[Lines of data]

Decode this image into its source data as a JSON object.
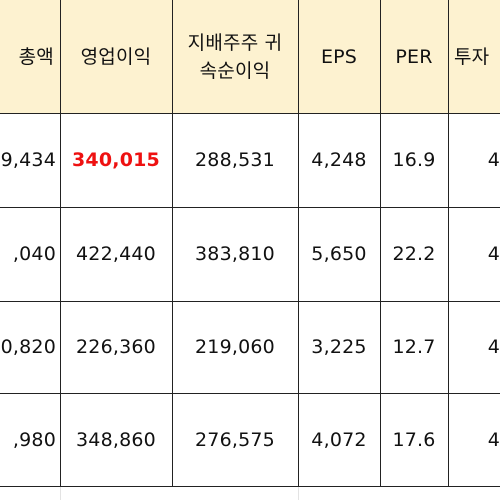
{
  "table": {
    "headers": [
      "총액",
      "영업이익",
      "지배주주 귀",
      "속순이익",
      "EPS",
      "PER",
      "투자"
    ],
    "rows": [
      {
        "c0": "9,434",
        "c1": "340,015",
        "c2": "288,531",
        "c3": "4,248",
        "c4": "16.9",
        "c5": "4"
      },
      {
        "c0": ",040",
        "c1": "422,440",
        "c2": "383,810",
        "c3": "5,650",
        "c4": "22.2",
        "c5": "4"
      },
      {
        "c0": "0,820",
        "c1": "226,360",
        "c2": "219,060",
        "c3": "3,225",
        "c4": "12.7",
        "c5": "4"
      },
      {
        "c0": ",980",
        "c1": "348,860",
        "c2": "276,575",
        "c3": "4,072",
        "c4": "17.6",
        "c5": "4"
      }
    ],
    "highlight_color": "#ee1111",
    "header_fill": "#fdf2d0"
  }
}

What this task involves: Repeat the material above word for word, please, apart from its images.

Task result:
Decode this image into its source data as a JSON object.
{
  "table": {
    "headers": [
      "총액",
      "영업이익",
      "지배주주 귀",
      "속순이익",
      "EPS",
      "PER",
      "투자"
    ],
    "rows": [
      {
        "c0": "9,434",
        "c1": "340,015",
        "c2": "288,531",
        "c3": "4,248",
        "c4": "16.9",
        "c5": "4"
      },
      {
        "c0": ",040",
        "c1": "422,440",
        "c2": "383,810",
        "c3": "5,650",
        "c4": "22.2",
        "c5": "4"
      },
      {
        "c0": "0,820",
        "c1": "226,360",
        "c2": "219,060",
        "c3": "3,225",
        "c4": "12.7",
        "c5": "4"
      },
      {
        "c0": ",980",
        "c1": "348,860",
        "c2": "276,575",
        "c3": "4,072",
        "c4": "17.6",
        "c5": "4"
      }
    ],
    "highlight_color": "#ee1111",
    "header_fill": "#fdf2d0"
  }
}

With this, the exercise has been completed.